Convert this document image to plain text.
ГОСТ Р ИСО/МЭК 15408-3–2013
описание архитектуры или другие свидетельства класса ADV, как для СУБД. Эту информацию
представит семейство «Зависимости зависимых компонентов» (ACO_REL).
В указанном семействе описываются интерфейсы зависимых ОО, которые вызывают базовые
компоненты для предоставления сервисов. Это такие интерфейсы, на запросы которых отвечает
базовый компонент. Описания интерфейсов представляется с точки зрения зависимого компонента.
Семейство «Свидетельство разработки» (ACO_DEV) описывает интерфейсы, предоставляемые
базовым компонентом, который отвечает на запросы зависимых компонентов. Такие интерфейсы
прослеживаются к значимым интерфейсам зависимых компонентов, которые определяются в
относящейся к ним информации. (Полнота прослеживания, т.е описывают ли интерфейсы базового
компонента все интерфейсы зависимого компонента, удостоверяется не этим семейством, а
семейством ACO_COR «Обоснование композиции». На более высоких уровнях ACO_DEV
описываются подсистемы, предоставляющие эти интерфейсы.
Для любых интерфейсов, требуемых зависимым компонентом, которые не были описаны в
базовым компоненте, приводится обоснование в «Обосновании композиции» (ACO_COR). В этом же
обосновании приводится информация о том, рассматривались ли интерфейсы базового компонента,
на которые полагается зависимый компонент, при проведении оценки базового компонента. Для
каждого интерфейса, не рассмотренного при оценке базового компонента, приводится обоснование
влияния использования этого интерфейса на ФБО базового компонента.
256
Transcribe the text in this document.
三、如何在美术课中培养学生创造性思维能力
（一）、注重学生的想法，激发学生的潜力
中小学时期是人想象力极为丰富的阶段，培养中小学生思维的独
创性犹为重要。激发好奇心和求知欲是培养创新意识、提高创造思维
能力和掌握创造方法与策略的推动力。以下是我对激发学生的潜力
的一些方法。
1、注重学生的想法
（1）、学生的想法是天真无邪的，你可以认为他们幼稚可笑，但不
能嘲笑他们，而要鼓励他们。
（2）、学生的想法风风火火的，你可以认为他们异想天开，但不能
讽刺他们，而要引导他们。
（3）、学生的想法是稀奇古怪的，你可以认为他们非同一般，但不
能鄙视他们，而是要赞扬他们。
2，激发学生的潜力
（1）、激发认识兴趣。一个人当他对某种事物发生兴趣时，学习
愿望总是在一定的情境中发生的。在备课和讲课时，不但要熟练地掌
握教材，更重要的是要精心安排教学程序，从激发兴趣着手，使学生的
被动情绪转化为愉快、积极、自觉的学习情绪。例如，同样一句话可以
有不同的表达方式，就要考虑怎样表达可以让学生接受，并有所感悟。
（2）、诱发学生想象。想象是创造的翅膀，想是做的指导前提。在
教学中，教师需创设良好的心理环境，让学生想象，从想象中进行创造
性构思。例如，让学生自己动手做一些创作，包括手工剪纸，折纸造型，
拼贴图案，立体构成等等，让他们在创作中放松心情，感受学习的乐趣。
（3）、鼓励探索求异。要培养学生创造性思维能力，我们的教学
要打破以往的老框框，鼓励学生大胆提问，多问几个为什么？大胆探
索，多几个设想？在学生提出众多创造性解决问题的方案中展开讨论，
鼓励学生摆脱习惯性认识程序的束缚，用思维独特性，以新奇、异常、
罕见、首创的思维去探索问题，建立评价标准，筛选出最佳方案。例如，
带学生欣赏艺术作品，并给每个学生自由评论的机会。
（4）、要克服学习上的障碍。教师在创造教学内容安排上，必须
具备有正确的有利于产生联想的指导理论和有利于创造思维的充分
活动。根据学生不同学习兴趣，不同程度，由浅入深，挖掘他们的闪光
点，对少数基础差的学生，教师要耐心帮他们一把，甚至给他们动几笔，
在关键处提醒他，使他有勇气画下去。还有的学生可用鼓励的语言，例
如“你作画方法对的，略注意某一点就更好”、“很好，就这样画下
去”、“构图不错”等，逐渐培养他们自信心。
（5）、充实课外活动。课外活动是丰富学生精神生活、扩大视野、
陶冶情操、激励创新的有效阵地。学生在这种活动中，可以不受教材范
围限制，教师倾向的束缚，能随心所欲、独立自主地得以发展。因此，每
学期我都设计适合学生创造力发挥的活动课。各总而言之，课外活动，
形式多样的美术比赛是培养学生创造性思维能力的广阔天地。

> [TASK GOAL] Your task is to give the records above again, exactly.

> [WORKED SOLUTION]
Convert this document image to plain text.
ГОСТ Р ИСО/МЭК 15408-3–2013
описание архитектуры или другие свидетельства класса ADV, как для СУБД. Эту информацию
представит семейство «Зависимости зависимых компонентов» (ACO_REL).
В указанном семействе описываются интерфейсы зависимых ОО, которые вызывают базовые
компоненты для предоставления сервисов. Это такие интерфейсы, на запросы которых отвечает
базовый компонент. Описания интерфейсов представляется с точки зрения зависимого компонента.
Семейство «Свидетельство разработки» (ACO_DEV) описывает интерфейсы, предоставляемые
базовым компонентом, который отвечает на запросы зависимых компонентов. Такие интерфейсы
прослеживаются к значимым интерфейсам зависимых компонентов, которые определяются в
относящейся к ним информации. (Полнота прослеживания, т.е описывают ли интерфейсы базового
компонента все интерфейсы зависимого компонента, удостоверяется не этим семейством, а
семейством ACO_COR «Обоснование композиции». На более высоких уровнях ACO_DEV
описываются подсистемы, предоставляющие эти интерфейсы.
Для любых интерфейсов, требуемых зависимым компонентом, которые не были описаны в
базовым компоненте, приводится обоснование в «Обосновании композиции» (ACO_COR). В этом же
обосновании приводится информация о том, рассматривались ли интерфейсы базового компонента,
на которые полагается зависимый компонент, при проведении оценки базового компонента. Для
каждого интерфейса, не рассмотренного при оценке базового компонента, приводится обоснование
влияния использования этого интерфейса на ФБО базового компонента.
256
Transcribe the text in this document.
三、如何在美术课中培养学生创造性思维能力
（一）、注重学生的想法，激发学生的潜力
中小学时期是人想象力极为丰富的阶段，培养中小学生思维的独
创性犹为重要。激发好奇心和求知欲是培养创新意识、提高创造思维
能力和掌握创造方法与策略的推动力。以下是我对激发学生的潜力
的一些方法。
1、注重学生的想法
（1）、学生的想法是天真无邪的，你可以认为他们幼稚可笑，但不
能嘲笑他们，而要鼓励他们。
（2）、学生的想法风风火火的，你可以认为他们异想天开，但不能
讽刺他们，而要引导他们。
（3）、学生的想法是稀奇古怪的，你可以认为他们非同一般，但不
能鄙视他们，而是要赞扬他们。
2，激发学生的潜力
（1）、激发认识兴趣。一个人当他对某种事物发生兴趣时，学习
愿望总是在一定的情境中发生的。在备课和讲课时，不但要熟练地掌
握教材，更重要的是要精心安排教学程序，从激发兴趣着手，使学生的
被动情绪转化为愉快、积极、自觉的学习情绪。例如，同样一句话可以
有不同的表达方式，就要考虑怎样表达可以让学生接受，并有所感悟。
（2）、诱发学生想象。想象是创造的翅膀，想是做的指导前提。在
教学中，教师需创设良好的心理环境，让学生想象，从想象中进行创造
性构思。例如，让学生自己动手做一些创作，包括手工剪纸，折纸造型，
拼贴图案，立体构成等等，让他们在创作中放松心情，感受学习的乐趣。
（3）、鼓励探索求异。要培养学生创造性思维能力，我们的教学
要打破以往的老框框，鼓励学生大胆提问，多问几个为什么？大胆探
索，多几个设想？在学生提出众多创造性解决问题的方案中展开讨论，
鼓励学生摆脱习惯性认识程序的束缚，用思维独特性，以新奇、异常、
罕见、首创的思维去探索问题，建立评价标准，筛选出最佳方案。例如，
带学生欣赏艺术作品，并给每个学生自由评论的机会。
（4）、要克服学习上的障碍。教师在创造教学内容安排上，必须
具备有正确的有利于产生联想的指导理论和有利于创造思维的充分
活动。根据学生不同学习兴趣，不同程度，由浅入深，挖掘他们的闪光
点，对少数基础差的学生，教师要耐心帮他们一把，甚至给他们动几笔，
在关键处提醒他，使他有勇气画下去。还有的学生可用鼓励的语言，例
如“你作画方法对的，略注意某一点就更好”、“很好，就这样画下
去”、“构图不错”等，逐渐培养他们自信心。
（5）、充实课外活动。课外活动是丰富学生精神生活、扩大视野、
陶冶情操、激励创新的有效阵地。学生在这种活动中，可以不受教材范
围限制，教师倾向的束缚，能随心所欲、独立自主地得以发展。因此，每
学期我都设计适合学生创造力发挥的活动课。各总而言之，课外活动，
形式多样的美术比赛是培养学生创造性思维能力的广阔天地。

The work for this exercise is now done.